## WHAT TO WORK ON
Every record below should be printed exactly as it appears.

## Data extracted from a collection
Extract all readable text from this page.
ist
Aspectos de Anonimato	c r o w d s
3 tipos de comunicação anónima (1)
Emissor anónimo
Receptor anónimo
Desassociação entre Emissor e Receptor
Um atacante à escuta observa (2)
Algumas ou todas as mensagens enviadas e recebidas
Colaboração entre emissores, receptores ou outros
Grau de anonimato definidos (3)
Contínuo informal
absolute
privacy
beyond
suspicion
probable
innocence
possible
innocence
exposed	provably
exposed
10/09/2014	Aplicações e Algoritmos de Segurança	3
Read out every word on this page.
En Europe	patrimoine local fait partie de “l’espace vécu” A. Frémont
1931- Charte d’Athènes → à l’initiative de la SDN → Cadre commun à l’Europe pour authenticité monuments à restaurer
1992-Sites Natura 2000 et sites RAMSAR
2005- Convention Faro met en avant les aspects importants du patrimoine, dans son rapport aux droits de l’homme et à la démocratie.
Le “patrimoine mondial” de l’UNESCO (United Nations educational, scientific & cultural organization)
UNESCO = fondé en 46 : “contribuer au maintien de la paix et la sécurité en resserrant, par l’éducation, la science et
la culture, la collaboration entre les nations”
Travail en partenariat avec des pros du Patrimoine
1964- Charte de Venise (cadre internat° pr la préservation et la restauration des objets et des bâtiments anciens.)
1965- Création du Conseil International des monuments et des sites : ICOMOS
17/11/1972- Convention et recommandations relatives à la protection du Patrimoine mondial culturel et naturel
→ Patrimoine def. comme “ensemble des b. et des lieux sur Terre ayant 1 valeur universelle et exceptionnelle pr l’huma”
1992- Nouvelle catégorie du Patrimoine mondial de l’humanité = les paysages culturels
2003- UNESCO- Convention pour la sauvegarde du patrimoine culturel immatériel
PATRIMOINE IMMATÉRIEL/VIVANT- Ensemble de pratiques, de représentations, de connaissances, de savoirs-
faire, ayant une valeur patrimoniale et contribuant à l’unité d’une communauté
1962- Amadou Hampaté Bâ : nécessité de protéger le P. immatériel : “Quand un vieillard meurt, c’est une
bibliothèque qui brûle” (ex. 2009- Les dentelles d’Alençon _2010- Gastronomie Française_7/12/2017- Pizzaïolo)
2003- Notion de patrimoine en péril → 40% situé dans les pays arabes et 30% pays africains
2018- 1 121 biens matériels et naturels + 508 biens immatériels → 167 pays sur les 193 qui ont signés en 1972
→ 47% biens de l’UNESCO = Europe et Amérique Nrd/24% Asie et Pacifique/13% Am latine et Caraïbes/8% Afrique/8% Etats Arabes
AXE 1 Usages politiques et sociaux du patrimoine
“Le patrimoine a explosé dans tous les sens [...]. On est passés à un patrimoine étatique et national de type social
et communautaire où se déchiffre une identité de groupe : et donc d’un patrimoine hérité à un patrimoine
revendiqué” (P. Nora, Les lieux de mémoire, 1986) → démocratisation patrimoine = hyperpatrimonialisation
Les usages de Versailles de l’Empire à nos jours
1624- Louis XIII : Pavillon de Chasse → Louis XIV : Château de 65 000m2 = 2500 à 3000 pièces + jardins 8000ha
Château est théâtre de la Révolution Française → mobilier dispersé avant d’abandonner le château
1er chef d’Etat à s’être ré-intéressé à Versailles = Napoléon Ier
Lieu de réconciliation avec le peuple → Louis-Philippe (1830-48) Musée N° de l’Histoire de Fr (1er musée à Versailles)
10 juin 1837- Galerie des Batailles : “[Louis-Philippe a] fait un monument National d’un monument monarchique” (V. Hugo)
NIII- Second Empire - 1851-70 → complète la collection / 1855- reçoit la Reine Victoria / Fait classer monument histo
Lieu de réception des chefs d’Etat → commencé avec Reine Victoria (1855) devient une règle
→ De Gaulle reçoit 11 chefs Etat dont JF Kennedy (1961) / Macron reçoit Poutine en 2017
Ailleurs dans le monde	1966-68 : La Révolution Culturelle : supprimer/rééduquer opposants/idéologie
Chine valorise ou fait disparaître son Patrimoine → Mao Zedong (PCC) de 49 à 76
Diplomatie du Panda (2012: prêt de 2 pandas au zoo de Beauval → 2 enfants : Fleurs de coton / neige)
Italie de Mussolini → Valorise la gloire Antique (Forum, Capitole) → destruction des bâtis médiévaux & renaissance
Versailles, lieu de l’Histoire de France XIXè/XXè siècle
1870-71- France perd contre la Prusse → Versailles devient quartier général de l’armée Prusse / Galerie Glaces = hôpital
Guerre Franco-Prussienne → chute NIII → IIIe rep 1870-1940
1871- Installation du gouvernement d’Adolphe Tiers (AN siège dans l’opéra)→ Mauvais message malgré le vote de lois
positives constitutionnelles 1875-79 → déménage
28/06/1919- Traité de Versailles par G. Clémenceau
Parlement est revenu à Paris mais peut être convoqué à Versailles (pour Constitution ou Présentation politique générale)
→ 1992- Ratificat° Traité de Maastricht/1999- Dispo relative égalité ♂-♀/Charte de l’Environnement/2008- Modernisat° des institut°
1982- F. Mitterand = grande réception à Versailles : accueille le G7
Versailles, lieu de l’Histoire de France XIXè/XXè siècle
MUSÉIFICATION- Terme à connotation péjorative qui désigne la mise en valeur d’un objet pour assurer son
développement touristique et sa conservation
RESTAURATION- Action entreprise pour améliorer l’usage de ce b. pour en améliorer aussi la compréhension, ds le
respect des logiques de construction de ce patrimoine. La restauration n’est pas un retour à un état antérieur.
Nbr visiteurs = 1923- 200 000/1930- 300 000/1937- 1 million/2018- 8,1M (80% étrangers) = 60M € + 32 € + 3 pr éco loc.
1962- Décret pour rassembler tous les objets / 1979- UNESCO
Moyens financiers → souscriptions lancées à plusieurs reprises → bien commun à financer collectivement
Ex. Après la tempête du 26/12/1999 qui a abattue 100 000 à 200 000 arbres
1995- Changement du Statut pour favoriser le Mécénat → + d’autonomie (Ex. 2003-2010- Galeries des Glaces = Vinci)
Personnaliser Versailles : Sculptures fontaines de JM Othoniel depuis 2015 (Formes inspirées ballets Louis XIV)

## OUTPUT
Extract all readable text from this page.
ist
Aspectos de Anonimato	c r o w d s
3 tipos de comunicação anónima (1)
Emissor anónimo
Receptor anónimo
Desassociação entre Emissor e Receptor
Um atacante à escuta observa (2)
Algumas ou todas as mensagens enviadas e recebidas
Colaboração entre emissores, receptores ou outros
Grau de anonimato definidos (3)
Contínuo informal
absolute
privacy
beyond
suspicion
probable
innocence
possible
innocence
exposed	provably
exposed
10/09/2014	Aplicações e Algoritmos de Segurança	3
Read out every word on this page.
En Europe	patrimoine local fait partie de “l’espace vécu” A. Frémont
1931- Charte d’Athènes → à l’initiative de la SDN → Cadre commun à l’Europe pour authenticité monuments à restaurer
1992-Sites Natura 2000 et sites RAMSAR
2005- Convention Faro met en avant les aspects importants du patrimoine, dans son rapport aux droits de l’homme et à la démocratie.
Le “patrimoine mondial” de l’UNESCO (United Nations educational, scientific & cultural organization)
UNESCO = fondé en 46 : “contribuer au maintien de la paix et la sécurité en resserrant, par l’éducation, la science et
la culture, la collaboration entre les nations”
Travail en partenariat avec des pros du Patrimoine
1964- Charte de Venise (cadre internat° pr la préservation et la restauration des objets et des bâtiments anciens.)
1965- Création du Conseil International des monuments et des sites : ICOMOS
17/11/1972- Convention et recommandations relatives à la protection du Patrimoine mondial culturel et naturel
→ Patrimoine def. comme “ensemble des b. et des lieux sur Terre ayant 1 valeur universelle et exceptionnelle pr l’huma”
1992- Nouvelle catégorie du Patrimoine mondial de l’humanité = les paysages culturels
2003- UNESCO- Convention pour la sauvegarde du patrimoine culturel immatériel
PATRIMOINE IMMATÉRIEL/VIVANT- Ensemble de pratiques, de représentations, de connaissances, de savoirs-
faire, ayant une valeur patrimoniale et contribuant à l’unité d’une communauté
1962- Amadou Hampaté Bâ : nécessité de protéger le P. immatériel : “Quand un vieillard meurt, c’est une
bibliothèque qui brûle” (ex. 2009- Les dentelles d’Alençon _2010- Gastronomie Française_7/12/2017- Pizzaïolo)
2003- Notion de patrimoine en péril → 40% situé dans les pays arabes et 30% pays africains
2018- 1 121 biens matériels et naturels + 508 biens immatériels → 167 pays sur les 193 qui ont signés en 1972
→ 47% biens de l’UNESCO = Europe et Amérique Nrd/24% Asie et Pacifique/13% Am latine et Caraïbes/8% Afrique/8% Etats Arabes
AXE 1 Usages politiques et sociaux du patrimoine
“Le patrimoine a explosé dans tous les sens [...]. On est passés à un patrimoine étatique et national de type social
et communautaire où se déchiffre une identité de groupe : et donc d’un patrimoine hérité à un patrimoine
revendiqué” (P. Nora, Les lieux de mémoire, 1986) → démocratisation patrimoine = hyperpatrimonialisation
Les usages de Versailles de l’Empire à nos jours
1624- Louis XIII : Pavillon de Chasse → Louis XIV : Château de 65 000m2 = 2500 à 3000 pièces + jardins 8000ha
Château est théâtre de la Révolution Française → mobilier dispersé avant d’abandonner le château
1er chef d’Etat à s’être ré-intéressé à Versailles = Napoléon Ier
Lieu de réconciliation avec le peuple → Louis-Philippe (1830-48) Musée N° de l’Histoire de Fr (1er musée à Versailles)
10 juin 1837- Galerie des Batailles : “[Louis-Philippe a] fait un monument National d’un monument monarchique” (V. Hugo)
NIII- Second Empire - 1851-70 → complète la collection / 1855- reçoit la Reine Victoria / Fait classer monument histo
Lieu de réception des chefs d’Etat → commencé avec Reine Victoria (1855) devient une règle
→ De Gaulle reçoit 11 chefs Etat dont JF Kennedy (1961) / Macron reçoit Poutine en 2017
Ailleurs dans le monde	1966-68 : La Révolution Culturelle : supprimer/rééduquer opposants/idéologie
Chine valorise ou fait disparaître son Patrimoine → Mao Zedong (PCC) de 49 à 76
Diplomatie du Panda (2012: prêt de 2 pandas au zoo de Beauval → 2 enfants : Fleurs de coton / neige)
Italie de Mussolini → Valorise la gloire Antique (Forum, Capitole) → destruction des bâtis médiévaux & renaissance
Versailles, lieu de l’Histoire de France XIXè/XXè siècle
1870-71- France perd contre la Prusse → Versailles devient quartier général de l’armée Prusse / Galerie Glaces = hôpital
Guerre Franco-Prussienne → chute NIII → IIIe rep 1870-1940
1871- Installation du gouvernement d’Adolphe Tiers (AN siège dans l’opéra)→ Mauvais message malgré le vote de lois
positives constitutionnelles 1875-79 → déménage
28/06/1919- Traité de Versailles par G. Clémenceau
Parlement est revenu à Paris mais peut être convoqué à Versailles (pour Constitution ou Présentation politique générale)
→ 1992- Ratificat° Traité de Maastricht/1999- Dispo relative égalité ♂-♀/Charte de l’Environnement/2008- Modernisat° des institut°
1982- F. Mitterand = grande réception à Versailles : accueille le G7
Versailles, lieu de l’Histoire de France XIXè/XXè siècle
MUSÉIFICATION- Terme à connotation péjorative qui désigne la mise en valeur d’un objet pour assurer son
développement touristique et sa conservation
RESTAURATION- Action entreprise pour améliorer l’usage de ce b. pour en améliorer aussi la compréhension, ds le
respect des logiques de construction de ce patrimoine. La restauration n’est pas un retour à un état antérieur.
Nbr visiteurs = 1923- 200 000/1930- 300 000/1937- 1 million/2018- 8,1M (80% étrangers) = 60M € + 32 € + 3 pr éco loc.
1962- Décret pour rassembler tous les objets / 1979- UNESCO
Moyens financiers → souscriptions lancées à plusieurs reprises → bien commun à financer collectivement
Ex. Après la tempête du 26/12/1999 qui a abattue 100 000 à 200 000 arbres
1995- Changement du Statut pour favoriser le Mécénat → + d’autonomie (Ex. 2003-2010- Galeries des Glaces = Vinci)
Personnaliser Versailles : Sculptures fontaines de JM Othoniel depuis 2015 (Formes inspirées ballets Louis XIV)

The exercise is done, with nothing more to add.